[EXERCISE] Every line below that mentions the word "中国食辣史" should be copied out.
--
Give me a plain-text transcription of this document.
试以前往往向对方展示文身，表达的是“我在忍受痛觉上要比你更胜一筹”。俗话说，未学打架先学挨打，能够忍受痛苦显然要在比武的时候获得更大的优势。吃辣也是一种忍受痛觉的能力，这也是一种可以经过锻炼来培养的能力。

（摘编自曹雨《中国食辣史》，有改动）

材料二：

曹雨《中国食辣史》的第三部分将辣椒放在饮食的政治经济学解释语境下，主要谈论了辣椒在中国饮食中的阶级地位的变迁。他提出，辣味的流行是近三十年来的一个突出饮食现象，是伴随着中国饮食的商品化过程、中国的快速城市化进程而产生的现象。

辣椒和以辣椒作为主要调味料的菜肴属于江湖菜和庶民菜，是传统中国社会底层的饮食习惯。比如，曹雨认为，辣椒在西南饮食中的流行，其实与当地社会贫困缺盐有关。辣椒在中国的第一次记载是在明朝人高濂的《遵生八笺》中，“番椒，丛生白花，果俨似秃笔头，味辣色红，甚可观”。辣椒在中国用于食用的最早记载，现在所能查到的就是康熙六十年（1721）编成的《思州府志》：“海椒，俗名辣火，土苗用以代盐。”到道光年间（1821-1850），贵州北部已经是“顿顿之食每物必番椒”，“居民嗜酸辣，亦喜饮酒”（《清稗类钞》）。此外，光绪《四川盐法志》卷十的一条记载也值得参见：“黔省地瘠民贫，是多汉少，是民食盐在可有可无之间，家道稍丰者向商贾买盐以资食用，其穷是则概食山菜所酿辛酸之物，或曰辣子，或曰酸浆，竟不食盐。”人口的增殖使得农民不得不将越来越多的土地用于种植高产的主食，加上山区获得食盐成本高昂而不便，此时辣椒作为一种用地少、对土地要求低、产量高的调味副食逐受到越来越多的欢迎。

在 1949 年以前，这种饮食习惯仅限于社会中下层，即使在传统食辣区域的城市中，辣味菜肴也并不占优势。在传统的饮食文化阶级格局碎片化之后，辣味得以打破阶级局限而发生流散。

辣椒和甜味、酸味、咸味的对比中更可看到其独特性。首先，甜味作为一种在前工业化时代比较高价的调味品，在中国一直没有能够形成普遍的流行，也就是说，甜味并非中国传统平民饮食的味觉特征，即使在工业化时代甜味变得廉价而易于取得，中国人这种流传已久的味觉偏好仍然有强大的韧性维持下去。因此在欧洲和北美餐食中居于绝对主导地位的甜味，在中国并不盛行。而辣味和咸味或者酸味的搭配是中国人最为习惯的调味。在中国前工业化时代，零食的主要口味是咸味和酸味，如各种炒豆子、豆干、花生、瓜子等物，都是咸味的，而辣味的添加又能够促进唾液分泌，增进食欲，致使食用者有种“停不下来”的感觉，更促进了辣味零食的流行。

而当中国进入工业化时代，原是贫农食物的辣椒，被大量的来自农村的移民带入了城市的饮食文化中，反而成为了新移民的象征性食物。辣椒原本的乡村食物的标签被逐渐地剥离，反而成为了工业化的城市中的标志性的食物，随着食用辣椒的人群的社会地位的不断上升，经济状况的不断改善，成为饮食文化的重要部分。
--
[ANSWER TO THIS PROBLEM]
（摘编自曹雨《中国食辣史》，有改动）
曹雨《中国食辣史》的第三部分将辣椒放在饮食的政治经济学解释语境下，主要谈论了辣椒在中国饮食中的阶级地位的变迁。他提出，辣味的流行是近三十年来的一个突出饮食现象，是伴随着中国饮食的商品化过程、中国的快速城市化进程而产生的现象。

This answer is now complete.